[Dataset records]
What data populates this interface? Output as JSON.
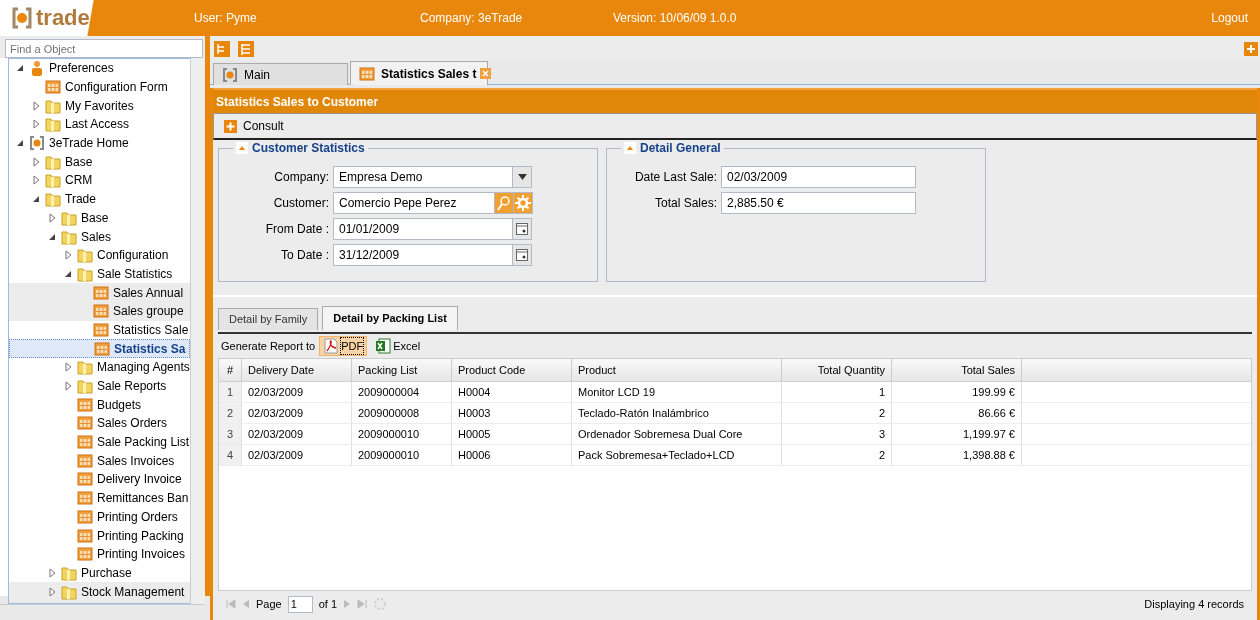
{
  "header": {
    "logo_text": "trade",
    "user": "User: Pyme",
    "company": "Company: 3eTrade",
    "version": "Version: 10/06/09 1.0.0",
    "logout": "Logout"
  },
  "sidebar": {
    "search": {
      "placeholder": "Find a Object"
    },
    "tree": [
      {
        "label": "Preferences",
        "kind": "person",
        "expanded": true,
        "selected": false,
        "shaded": false,
        "children": [
          {
            "label": "Configuration Form",
            "kind": "form",
            "selected": false,
            "shaded": false
          },
          {
            "label": "My Favorites",
            "kind": "folder",
            "expanded": false,
            "selected": false,
            "shaded": false
          },
          {
            "label": "Last Access",
            "kind": "folder",
            "expanded": false,
            "selected": false,
            "shaded": false
          }
        ]
      },
      {
        "label": "3eTrade Home",
        "kind": "logo",
        "expanded": true,
        "selected": false,
        "shaded": false,
        "children": [
          {
            "label": "Base",
            "kind": "folder",
            "expanded": false,
            "selected": false,
            "shaded": false
          },
          {
            "label": "CRM",
            "kind": "folder",
            "expanded": false,
            "selected": false,
            "shaded": false
          },
          {
            "label": "Trade",
            "kind": "folder",
            "expanded": true,
            "selected": false,
            "shaded": false,
            "children": [
              {
                "label": "Base",
                "kind": "folder",
                "expanded": false,
                "selected": false,
                "shaded": false
              },
              {
                "label": "Sales",
                "kind": "folder",
                "expanded": true,
                "selected": false,
                "shaded": false,
                "children": [
                  {
                    "label": "Configuration",
                    "kind": "folder",
                    "expanded": false,
                    "selected": false,
                    "shaded": false
                  },
                  {
                    "label": "Sale Statistics",
                    "kind": "folder",
                    "expanded": true,
                    "selected": false,
                    "shaded": false,
                    "children": [
                      {
                        "label": "Sales Annual",
                        "kind": "form",
                        "selected": false,
                        "shaded": true
                      },
                      {
                        "label": "Sales groupe",
                        "kind": "form",
                        "selected": false,
                        "shaded": true
                      },
                      {
                        "label": "Statistics Sale",
                        "kind": "form",
                        "selected": false,
                        "shaded": false
                      },
                      {
                        "label": "Statistics Sa",
                        "kind": "form",
                        "selected": true,
                        "shaded": false
                      }
                    ]
                  },
                  {
                    "label": "Managing Agents",
                    "kind": "folder",
                    "expanded": false,
                    "selected": false,
                    "shaded": false
                  },
                  {
                    "label": "Sale Reports",
                    "kind": "folder",
                    "expanded": false,
                    "selected": false,
                    "shaded": false
                  },
                  {
                    "label": "Budgets",
                    "kind": "form",
                    "selected": false,
                    "shaded": false
                  },
                  {
                    "label": "Sales Orders",
                    "kind": "form",
                    "selected": false,
                    "shaded": false
                  },
                  {
                    "label": "Sale Packing List",
                    "kind": "form",
                    "selected": false,
                    "shaded": false
                  },
                  {
                    "label": "Sales Invoices",
                    "kind": "form",
                    "selected": false,
                    "shaded": false
                  },
                  {
                    "label": "Delivery Invoice",
                    "kind": "form",
                    "selected": false,
                    "shaded": false
                  },
                  {
                    "label": "Remittances Ban",
                    "kind": "form",
                    "selected": false,
                    "shaded": false
                  },
                  {
                    "label": "Printing Orders",
                    "kind": "form",
                    "selected": false,
                    "shaded": false
                  },
                  {
                    "label": "Printing Packing",
                    "kind": "form",
                    "selected": false,
                    "shaded": false
                  },
                  {
                    "label": "Printing Invoices",
                    "kind": "form",
                    "selected": false,
                    "shaded": false
                  }
                ]
              },
              {
                "label": "Purchase",
                "kind": "folder",
                "expanded": false,
                "selected": false,
                "shaded": false
              },
              {
                "label": "Stock Management",
                "kind": "folder",
                "expanded": false,
                "selected": false,
                "shaded": true
              }
            ]
          }
        ]
      }
    ]
  },
  "tabs": [
    {
      "label": "Main",
      "kind": "logo",
      "selected": false,
      "closable": false
    },
    {
      "label": "Statistics Sales t",
      "kind": "form",
      "selected": true,
      "closable": true
    }
  ],
  "panel": {
    "title": "Statistics Sales to Customer",
    "toolbar": [
      {
        "label": "Consult"
      }
    ],
    "fieldsets": [
      {
        "title": "Customer Statistics",
        "fields": [
          {
            "label": "Company:",
            "value": "Empresa Demo",
            "kind": "combo"
          },
          {
            "label": "Customer:",
            "value": "Comercio Pepe Perez",
            "kind": "lookup"
          },
          {
            "label": "From Date :",
            "value": "01/01/2009",
            "kind": "date"
          },
          {
            "label": "To Date :",
            "value": "31/12/2009",
            "kind": "date"
          }
        ]
      },
      {
        "title": "Detail General",
        "fields": [
          {
            "label": "Date Last Sale:",
            "value": "02/03/2009",
            "kind": "text"
          },
          {
            "label": "Total Sales:",
            "value": "2,885.50 €",
            "kind": "text"
          }
        ]
      }
    ],
    "subtabs": [
      {
        "label": "Detail by Family",
        "selected": false
      },
      {
        "label": "Detail by Packing List",
        "selected": true
      }
    ],
    "report": {
      "label": "Generate Report to",
      "buttons": [
        {
          "label": "PDF",
          "kind": "pdf",
          "pressed": true
        },
        {
          "label": "Excel",
          "kind": "excel",
          "pressed": false
        }
      ]
    },
    "table": {
      "columns": [
        "#",
        "Delivery Date",
        "Packing List",
        "Product Code",
        "Product",
        "Total Quantity",
        "Total Sales"
      ],
      "rows": [
        [
          "1",
          "02/03/2009",
          "2009000004",
          "H0004",
          "Monitor LCD 19",
          "1",
          "199.99 €"
        ],
        [
          "2",
          "02/03/2009",
          "2009000008",
          "H0003",
          "Teclado-Ratón Inalámbrico",
          "2",
          "86.66 €"
        ],
        [
          "3",
          "02/03/2009",
          "2009000010",
          "H0005",
          "Ordenador Sobremesa Dual Core",
          "3",
          "1,199.97 €"
        ],
        [
          "4",
          "02/03/2009",
          "2009000010",
          "H0006",
          "Pack Sobremesa+Teclado+LCD",
          "2",
          "1,398.88 €"
        ]
      ]
    },
    "paging": {
      "page_label": "Page",
      "page": "1",
      "of": "of 1",
      "status": "Displaying 4 records"
    }
  }
}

What is asked
Look through the material and copy each line that has "Sales".

Response to this task
                "label": "Sales",
                        "label": "Sales Annual",
                        "label": "Sales groupe",
                    "label": "Sales Orders",
                    "label": "Sales Invoices",
      "label": "Statistics Sales t",
    "title": "Statistics Sales to Customer",
            "label": "Total Sales:",
        "Total Sales"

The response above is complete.